-- Begin --
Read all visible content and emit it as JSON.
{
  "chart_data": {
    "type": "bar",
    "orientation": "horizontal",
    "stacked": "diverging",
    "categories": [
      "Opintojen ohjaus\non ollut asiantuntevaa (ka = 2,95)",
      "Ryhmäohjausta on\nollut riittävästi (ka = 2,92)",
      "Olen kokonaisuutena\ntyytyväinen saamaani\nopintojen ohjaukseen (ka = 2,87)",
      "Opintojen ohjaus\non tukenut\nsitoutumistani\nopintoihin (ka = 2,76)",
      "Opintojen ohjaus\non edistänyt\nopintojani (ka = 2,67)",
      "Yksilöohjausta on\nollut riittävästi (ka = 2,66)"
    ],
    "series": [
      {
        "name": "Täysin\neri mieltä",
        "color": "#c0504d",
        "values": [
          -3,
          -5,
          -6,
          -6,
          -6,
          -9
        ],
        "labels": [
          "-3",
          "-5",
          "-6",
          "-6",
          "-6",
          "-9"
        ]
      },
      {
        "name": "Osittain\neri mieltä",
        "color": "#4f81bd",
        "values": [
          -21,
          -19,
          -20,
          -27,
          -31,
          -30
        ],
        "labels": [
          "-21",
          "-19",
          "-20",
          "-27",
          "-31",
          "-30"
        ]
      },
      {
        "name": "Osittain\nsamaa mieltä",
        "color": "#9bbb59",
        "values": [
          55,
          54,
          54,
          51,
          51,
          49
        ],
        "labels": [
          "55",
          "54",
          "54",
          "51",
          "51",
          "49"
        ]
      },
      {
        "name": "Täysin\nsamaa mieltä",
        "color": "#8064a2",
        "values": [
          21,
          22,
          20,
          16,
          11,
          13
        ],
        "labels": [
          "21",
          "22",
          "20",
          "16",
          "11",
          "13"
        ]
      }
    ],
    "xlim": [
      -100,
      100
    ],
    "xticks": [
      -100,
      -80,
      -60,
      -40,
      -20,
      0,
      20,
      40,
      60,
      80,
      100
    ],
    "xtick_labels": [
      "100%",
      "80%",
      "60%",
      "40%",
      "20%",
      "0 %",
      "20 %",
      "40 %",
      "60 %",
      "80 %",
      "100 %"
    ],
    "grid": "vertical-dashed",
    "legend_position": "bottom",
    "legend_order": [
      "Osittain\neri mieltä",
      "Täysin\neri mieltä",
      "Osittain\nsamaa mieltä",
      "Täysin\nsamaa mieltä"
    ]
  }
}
-- End --
## Your objective:
Go through the material above and copy each line that has the word "riittävästi".

## Response to this task:
      "Ryhmäohjausta on\nollut riittävästi (ka = 2,92)",
      "Yksilöohjausta on\nollut riittävästi (ka = 2,66)"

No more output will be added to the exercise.